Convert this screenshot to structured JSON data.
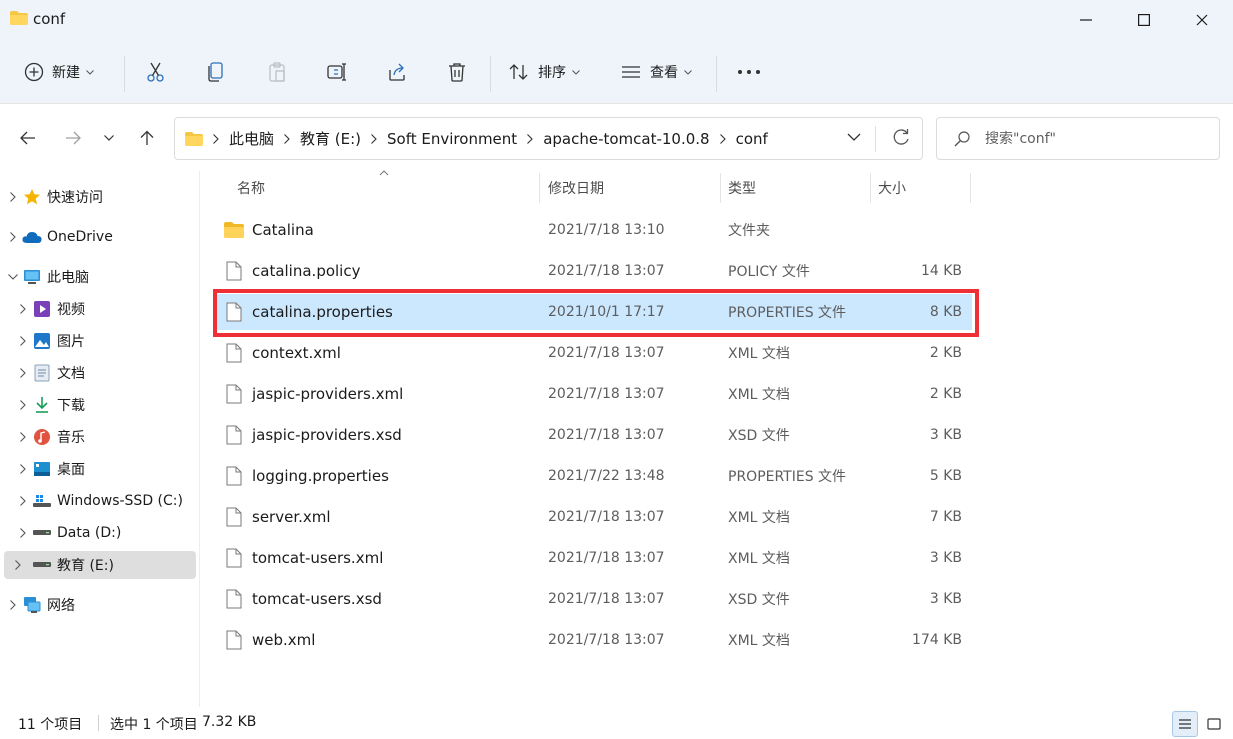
{
  "window": {
    "title": "conf"
  },
  "toolbar": {
    "new_label": "新建",
    "sort_label": "排序",
    "view_label": "查看"
  },
  "address": {
    "crumbs": [
      "此电脑",
      "教育 (E:)",
      "Soft Environment",
      "apache-tomcat-10.0.8",
      "conf"
    ],
    "search_placeholder": "搜索\"conf\""
  },
  "nav": {
    "items": [
      {
        "label": "快速访问",
        "icon": "star-icon"
      },
      {
        "label": "OneDrive",
        "icon": "cloud-icon"
      },
      {
        "label": "此电脑",
        "icon": "computer-icon"
      },
      {
        "label": "视频",
        "icon": "video-icon"
      },
      {
        "label": "图片",
        "icon": "pictures-icon"
      },
      {
        "label": "文档",
        "icon": "documents-icon"
      },
      {
        "label": "下载",
        "icon": "download-icon"
      },
      {
        "label": "音乐",
        "icon": "music-icon"
      },
      {
        "label": "桌面",
        "icon": "desktop-icon"
      },
      {
        "label": "Windows-SSD (C:)",
        "icon": "windows-drive-icon"
      },
      {
        "label": "Data (D:)",
        "icon": "drive-icon"
      },
      {
        "label": "教育 (E:)",
        "icon": "drive-icon"
      },
      {
        "label": "网络",
        "icon": "network-icon"
      }
    ]
  },
  "columns": {
    "name": "名称",
    "date": "修改日期",
    "type": "类型",
    "size": "大小"
  },
  "files": [
    {
      "name": "Catalina",
      "date": "2021/7/18 13:10",
      "type": "文件夹",
      "size": ""
    },
    {
      "name": "catalina.policy",
      "date": "2021/7/18 13:07",
      "type": "POLICY 文件",
      "size": "14 KB"
    },
    {
      "name": "catalina.properties",
      "date": "2021/10/1 17:17",
      "type": "PROPERTIES 文件",
      "size": "8 KB"
    },
    {
      "name": "context.xml",
      "date": "2021/7/18 13:07",
      "type": "XML 文档",
      "size": "2 KB"
    },
    {
      "name": "jaspic-providers.xml",
      "date": "2021/7/18 13:07",
      "type": "XML 文档",
      "size": "2 KB"
    },
    {
      "name": "jaspic-providers.xsd",
      "date": "2021/7/18 13:07",
      "type": "XSD 文件",
      "size": "3 KB"
    },
    {
      "name": "logging.properties",
      "date": "2021/7/22 13:48",
      "type": "PROPERTIES 文件",
      "size": "5 KB"
    },
    {
      "name": "server.xml",
      "date": "2021/7/18 13:07",
      "type": "XML 文档",
      "size": "7 KB"
    },
    {
      "name": "tomcat-users.xml",
      "date": "2021/7/18 13:07",
      "type": "XML 文档",
      "size": "3 KB"
    },
    {
      "name": "tomcat-users.xsd",
      "date": "2021/7/18 13:07",
      "type": "XSD 文件",
      "size": "3 KB"
    },
    {
      "name": "web.xml",
      "date": "2021/7/18 13:07",
      "type": "XML 文档",
      "size": "174 KB"
    }
  ],
  "status": {
    "count": "11 个项目",
    "selected": "选中 1 个项目",
    "selected_size": "7.32 KB"
  },
  "colors": {
    "selection": "#cce8ff",
    "highlight_box": "#ee3036",
    "folder": "#f6c744"
  }
}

● **OBJECTIVE**: Repeat the material above word for word, please, apart from its images.

● **SOLUTION FOR THIS EXERCISE**:
Convert this screenshot to structured JSON data.
{
  "window": {
    "title": "conf"
  },
  "toolbar": {
    "new_label": "新建",
    "sort_label": "排序",
    "view_label": "查看"
  },
  "address": {
    "crumbs": [
      "此电脑",
      "教育 (E:)",
      "Soft Environment",
      "apache-tomcat-10.0.8",
      "conf"
    ],
    "search_placeholder": "搜索\"conf\""
  },
  "nav": {
    "items": [
      {
        "label": "快速访问",
        "icon": "star-icon"
      },
      {
        "label": "OneDrive",
        "icon": "cloud-icon"
      },
      {
        "label": "此电脑",
        "icon": "computer-icon"
      },
      {
        "label": "视频",
        "icon": "video-icon"
      },
      {
        "label": "图片",
        "icon": "pictures-icon"
      },
      {
        "label": "文档",
        "icon": "documents-icon"
      },
      {
        "label": "下载",
        "icon": "download-icon"
      },
      {
        "label": "音乐",
        "icon": "music-icon"
      },
      {
        "label": "桌面",
        "icon": "desktop-icon"
      },
      {
        "label": "Windows-SSD (C:)",
        "icon": "windows-drive-icon"
      },
      {
        "label": "Data (D:)",
        "icon": "drive-icon"
      },
      {
        "label": "教育 (E:)",
        "icon": "drive-icon"
      },
      {
        "label": "网络",
        "icon": "network-icon"
      }
    ]
  },
  "columns": {
    "name": "名称",
    "date": "修改日期",
    "type": "类型",
    "size": "大小"
  },
  "files": [
    {
      "name": "Catalina",
      "date": "2021/7/18 13:10",
      "type": "文件夹",
      "size": ""
    },
    {
      "name": "catalina.policy",
      "date": "2021/7/18 13:07",
      "type": "POLICY 文件",
      "size": "14 KB"
    },
    {
      "name": "catalina.properties",
      "date": "2021/10/1 17:17",
      "type": "PROPERTIES 文件",
      "size": "8 KB"
    },
    {
      "name": "context.xml",
      "date": "2021/7/18 13:07",
      "type": "XML 文档",
      "size": "2 KB"
    },
    {
      "name": "jaspic-providers.xml",
      "date": "2021/7/18 13:07",
      "type": "XML 文档",
      "size": "2 KB"
    },
    {
      "name": "jaspic-providers.xsd",
      "date": "2021/7/18 13:07",
      "type": "XSD 文件",
      "size": "3 KB"
    },
    {
      "name": "logging.properties",
      "date": "2021/7/22 13:48",
      "type": "PROPERTIES 文件",
      "size": "5 KB"
    },
    {
      "name": "server.xml",
      "date": "2021/7/18 13:07",
      "type": "XML 文档",
      "size": "7 KB"
    },
    {
      "name": "tomcat-users.xml",
      "date": "2021/7/18 13:07",
      "type": "XML 文档",
      "size": "3 KB"
    },
    {
      "name": "tomcat-users.xsd",
      "date": "2021/7/18 13:07",
      "type": "XSD 文件",
      "size": "3 KB"
    },
    {
      "name": "web.xml",
      "date": "2021/7/18 13:07",
      "type": "XML 文档",
      "size": "174 KB"
    }
  ],
  "status": {
    "count": "11 个项目",
    "selected": "选中 1 个项目",
    "selected_size": "7.32 KB"
  },
  "colors": {
    "selection": "#cce8ff",
    "highlight_box": "#ee3036",
    "folder": "#f6c744"
  }
}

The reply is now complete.